• **Exercise goal**: Lines containing the string "JSON" are to be counted; report the total by itself.

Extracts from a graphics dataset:
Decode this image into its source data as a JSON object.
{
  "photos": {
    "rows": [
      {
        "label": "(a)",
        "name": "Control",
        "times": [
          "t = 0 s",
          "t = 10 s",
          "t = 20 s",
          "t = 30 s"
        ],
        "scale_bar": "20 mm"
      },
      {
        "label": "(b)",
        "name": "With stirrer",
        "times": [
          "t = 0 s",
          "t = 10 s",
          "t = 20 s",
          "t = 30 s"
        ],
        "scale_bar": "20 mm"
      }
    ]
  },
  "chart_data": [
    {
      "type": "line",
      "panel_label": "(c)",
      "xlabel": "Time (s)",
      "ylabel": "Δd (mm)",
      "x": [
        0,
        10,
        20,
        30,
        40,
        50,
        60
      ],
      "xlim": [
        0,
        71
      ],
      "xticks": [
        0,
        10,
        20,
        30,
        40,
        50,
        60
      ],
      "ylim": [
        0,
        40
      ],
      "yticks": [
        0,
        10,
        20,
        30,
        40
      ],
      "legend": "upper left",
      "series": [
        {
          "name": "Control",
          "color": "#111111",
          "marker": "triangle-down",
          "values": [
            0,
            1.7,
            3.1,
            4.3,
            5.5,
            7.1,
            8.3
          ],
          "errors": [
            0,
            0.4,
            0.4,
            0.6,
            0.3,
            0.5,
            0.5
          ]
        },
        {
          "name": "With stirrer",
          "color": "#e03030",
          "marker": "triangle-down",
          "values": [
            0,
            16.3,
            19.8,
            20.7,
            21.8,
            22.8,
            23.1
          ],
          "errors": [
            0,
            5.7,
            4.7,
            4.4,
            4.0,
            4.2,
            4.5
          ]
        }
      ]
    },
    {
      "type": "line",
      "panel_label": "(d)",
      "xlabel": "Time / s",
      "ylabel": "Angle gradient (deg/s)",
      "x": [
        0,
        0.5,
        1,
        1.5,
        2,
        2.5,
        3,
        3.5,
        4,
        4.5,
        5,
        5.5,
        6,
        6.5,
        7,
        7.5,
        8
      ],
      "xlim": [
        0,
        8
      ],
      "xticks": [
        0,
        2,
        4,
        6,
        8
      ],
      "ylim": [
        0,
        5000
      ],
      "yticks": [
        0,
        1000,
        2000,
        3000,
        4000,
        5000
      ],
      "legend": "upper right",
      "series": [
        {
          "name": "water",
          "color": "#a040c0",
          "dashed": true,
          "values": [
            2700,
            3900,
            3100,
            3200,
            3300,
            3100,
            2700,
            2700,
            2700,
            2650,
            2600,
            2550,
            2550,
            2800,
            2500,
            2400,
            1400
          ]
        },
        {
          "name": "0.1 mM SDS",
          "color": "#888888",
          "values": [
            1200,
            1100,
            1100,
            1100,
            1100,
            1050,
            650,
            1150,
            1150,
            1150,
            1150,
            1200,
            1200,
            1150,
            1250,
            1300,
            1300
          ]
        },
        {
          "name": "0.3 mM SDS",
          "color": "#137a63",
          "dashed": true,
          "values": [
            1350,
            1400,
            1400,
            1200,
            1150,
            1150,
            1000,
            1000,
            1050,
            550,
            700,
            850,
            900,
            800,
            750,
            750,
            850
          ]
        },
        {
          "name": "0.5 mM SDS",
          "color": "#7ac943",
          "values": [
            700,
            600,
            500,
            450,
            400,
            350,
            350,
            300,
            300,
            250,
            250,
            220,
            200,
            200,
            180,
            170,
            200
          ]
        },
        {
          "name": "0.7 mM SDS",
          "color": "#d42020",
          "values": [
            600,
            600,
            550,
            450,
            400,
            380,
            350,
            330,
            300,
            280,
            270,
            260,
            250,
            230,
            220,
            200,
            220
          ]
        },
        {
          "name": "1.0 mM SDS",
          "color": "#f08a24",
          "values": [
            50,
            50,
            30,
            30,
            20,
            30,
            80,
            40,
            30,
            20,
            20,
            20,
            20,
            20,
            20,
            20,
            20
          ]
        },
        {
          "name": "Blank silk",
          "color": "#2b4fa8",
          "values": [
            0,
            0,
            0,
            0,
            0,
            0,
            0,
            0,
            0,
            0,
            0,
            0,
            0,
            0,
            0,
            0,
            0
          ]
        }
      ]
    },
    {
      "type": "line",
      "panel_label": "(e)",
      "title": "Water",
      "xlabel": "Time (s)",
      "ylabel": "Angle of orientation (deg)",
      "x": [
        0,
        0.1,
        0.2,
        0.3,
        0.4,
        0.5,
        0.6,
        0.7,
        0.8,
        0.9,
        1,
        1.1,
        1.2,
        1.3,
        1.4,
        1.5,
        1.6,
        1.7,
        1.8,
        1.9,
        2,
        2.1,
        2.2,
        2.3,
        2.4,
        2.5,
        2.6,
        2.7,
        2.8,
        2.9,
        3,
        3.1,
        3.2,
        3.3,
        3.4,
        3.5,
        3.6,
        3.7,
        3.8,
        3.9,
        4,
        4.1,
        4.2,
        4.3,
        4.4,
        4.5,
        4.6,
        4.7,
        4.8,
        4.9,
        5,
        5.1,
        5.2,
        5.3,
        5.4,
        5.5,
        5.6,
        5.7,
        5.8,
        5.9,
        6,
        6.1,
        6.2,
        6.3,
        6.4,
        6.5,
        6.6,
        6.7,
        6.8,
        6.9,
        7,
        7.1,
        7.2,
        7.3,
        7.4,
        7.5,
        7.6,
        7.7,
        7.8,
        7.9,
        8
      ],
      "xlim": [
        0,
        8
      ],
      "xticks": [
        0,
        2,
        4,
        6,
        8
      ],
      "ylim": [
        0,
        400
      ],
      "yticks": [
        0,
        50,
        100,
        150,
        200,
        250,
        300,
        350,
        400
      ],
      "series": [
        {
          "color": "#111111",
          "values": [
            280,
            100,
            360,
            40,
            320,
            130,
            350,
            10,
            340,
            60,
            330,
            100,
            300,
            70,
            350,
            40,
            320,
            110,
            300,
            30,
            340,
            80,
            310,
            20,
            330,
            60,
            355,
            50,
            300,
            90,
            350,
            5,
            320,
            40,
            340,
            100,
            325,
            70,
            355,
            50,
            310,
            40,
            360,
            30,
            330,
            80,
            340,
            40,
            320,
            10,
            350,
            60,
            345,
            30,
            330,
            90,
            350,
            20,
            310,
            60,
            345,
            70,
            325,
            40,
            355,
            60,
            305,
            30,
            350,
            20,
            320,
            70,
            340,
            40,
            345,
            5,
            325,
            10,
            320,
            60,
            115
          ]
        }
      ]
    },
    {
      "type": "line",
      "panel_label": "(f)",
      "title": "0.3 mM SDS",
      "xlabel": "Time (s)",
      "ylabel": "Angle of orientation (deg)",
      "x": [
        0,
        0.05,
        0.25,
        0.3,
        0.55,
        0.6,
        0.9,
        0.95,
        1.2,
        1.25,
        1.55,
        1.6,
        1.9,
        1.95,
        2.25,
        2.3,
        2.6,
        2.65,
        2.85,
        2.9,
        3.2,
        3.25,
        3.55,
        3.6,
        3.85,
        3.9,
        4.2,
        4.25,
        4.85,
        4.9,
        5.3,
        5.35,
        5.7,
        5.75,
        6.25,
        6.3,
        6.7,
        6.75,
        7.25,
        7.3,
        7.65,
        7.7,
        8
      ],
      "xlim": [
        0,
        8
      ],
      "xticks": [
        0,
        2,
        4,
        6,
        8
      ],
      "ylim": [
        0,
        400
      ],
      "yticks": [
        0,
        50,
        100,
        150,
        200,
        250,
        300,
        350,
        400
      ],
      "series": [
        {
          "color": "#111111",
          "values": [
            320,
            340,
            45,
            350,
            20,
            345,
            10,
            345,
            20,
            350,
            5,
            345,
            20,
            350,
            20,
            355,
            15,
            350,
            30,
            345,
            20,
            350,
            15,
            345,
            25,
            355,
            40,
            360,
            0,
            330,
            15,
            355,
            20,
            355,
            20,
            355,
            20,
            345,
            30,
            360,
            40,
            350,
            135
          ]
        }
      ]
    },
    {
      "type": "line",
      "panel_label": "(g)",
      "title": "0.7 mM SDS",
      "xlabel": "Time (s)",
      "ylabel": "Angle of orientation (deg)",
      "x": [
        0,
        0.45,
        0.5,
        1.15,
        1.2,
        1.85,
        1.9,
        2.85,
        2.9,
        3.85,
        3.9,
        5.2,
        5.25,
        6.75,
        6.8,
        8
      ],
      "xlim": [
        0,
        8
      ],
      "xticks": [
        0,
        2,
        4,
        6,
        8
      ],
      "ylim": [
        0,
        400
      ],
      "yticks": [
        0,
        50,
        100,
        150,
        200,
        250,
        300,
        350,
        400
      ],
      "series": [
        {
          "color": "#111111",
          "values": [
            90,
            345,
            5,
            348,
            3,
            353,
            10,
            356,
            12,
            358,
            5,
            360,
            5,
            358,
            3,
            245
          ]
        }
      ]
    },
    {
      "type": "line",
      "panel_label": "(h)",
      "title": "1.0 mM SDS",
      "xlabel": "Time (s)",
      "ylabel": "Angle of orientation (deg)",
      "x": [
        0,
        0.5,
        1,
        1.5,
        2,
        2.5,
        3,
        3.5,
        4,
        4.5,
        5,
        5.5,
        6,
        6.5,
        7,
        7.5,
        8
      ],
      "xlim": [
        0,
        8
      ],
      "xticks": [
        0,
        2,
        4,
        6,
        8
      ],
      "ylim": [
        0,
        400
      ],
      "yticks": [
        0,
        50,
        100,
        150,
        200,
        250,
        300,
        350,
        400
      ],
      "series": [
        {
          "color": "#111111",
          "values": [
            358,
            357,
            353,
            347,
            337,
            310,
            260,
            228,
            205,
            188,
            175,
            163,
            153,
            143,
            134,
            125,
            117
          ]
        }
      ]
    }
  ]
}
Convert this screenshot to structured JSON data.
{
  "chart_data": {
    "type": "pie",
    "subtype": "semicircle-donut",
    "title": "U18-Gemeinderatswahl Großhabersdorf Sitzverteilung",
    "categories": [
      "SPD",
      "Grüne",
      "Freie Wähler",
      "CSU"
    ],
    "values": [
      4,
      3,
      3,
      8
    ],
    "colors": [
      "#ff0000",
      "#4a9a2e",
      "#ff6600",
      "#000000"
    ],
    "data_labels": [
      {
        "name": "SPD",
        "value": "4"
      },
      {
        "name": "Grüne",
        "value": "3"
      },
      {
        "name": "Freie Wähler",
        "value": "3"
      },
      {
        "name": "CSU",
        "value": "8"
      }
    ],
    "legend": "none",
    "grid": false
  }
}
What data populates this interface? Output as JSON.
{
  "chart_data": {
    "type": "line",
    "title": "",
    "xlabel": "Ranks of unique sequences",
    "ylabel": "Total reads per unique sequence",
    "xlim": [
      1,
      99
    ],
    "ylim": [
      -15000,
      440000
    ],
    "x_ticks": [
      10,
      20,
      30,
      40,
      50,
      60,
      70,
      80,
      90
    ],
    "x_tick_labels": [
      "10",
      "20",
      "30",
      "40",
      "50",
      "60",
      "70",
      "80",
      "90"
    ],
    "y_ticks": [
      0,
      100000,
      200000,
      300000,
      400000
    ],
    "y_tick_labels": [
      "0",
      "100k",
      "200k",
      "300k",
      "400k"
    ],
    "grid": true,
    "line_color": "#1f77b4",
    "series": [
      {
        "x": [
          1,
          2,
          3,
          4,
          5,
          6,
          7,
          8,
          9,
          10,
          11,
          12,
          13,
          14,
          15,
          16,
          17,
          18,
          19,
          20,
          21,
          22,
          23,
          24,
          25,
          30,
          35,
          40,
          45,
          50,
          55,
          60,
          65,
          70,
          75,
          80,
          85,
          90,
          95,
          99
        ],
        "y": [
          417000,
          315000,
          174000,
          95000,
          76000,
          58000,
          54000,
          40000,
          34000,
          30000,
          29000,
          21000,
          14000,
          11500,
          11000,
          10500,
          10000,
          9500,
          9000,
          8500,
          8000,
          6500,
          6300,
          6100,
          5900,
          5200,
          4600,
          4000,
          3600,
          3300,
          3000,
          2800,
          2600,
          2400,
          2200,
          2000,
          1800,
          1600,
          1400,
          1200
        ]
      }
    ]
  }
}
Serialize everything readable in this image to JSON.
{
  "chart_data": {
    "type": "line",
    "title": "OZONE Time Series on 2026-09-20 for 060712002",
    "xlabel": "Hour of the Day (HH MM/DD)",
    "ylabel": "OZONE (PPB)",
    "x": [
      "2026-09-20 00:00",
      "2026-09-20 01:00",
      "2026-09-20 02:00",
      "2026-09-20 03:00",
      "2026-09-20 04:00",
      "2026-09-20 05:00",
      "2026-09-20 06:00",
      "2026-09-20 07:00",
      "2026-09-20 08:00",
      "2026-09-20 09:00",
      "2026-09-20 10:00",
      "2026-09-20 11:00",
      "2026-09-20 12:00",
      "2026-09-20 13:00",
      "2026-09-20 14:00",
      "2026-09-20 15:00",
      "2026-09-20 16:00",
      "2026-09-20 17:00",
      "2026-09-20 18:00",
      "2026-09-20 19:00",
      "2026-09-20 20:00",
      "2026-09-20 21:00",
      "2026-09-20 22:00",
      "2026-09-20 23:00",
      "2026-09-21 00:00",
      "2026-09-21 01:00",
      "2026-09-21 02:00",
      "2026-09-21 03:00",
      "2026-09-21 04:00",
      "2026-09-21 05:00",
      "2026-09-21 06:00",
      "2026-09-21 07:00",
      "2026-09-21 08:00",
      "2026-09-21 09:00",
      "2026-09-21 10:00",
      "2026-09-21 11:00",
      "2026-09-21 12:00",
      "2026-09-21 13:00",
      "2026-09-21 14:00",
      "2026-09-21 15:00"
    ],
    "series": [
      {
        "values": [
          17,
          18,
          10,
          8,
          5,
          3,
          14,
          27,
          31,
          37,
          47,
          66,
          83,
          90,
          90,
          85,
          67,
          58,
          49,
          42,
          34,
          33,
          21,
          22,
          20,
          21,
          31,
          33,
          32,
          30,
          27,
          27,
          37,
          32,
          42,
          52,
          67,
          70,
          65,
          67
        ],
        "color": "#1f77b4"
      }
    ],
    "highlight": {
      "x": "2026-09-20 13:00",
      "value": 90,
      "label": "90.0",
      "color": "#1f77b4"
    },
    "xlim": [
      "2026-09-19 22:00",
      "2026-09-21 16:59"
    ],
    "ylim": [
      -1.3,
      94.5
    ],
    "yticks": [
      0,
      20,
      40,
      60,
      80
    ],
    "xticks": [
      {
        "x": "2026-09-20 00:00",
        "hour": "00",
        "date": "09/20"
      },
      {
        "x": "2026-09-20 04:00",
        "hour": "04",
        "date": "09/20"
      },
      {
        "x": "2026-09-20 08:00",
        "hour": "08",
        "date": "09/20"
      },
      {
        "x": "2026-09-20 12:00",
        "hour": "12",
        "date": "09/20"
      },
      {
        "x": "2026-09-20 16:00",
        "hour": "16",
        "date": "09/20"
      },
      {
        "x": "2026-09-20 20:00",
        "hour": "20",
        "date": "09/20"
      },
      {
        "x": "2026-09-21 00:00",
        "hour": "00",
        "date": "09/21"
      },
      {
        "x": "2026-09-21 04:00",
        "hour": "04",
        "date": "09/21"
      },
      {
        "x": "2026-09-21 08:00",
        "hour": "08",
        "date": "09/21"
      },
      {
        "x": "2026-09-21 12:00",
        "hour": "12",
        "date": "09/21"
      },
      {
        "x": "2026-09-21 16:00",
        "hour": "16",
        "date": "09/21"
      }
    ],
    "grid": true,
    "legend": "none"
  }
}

• **Written solution**: 4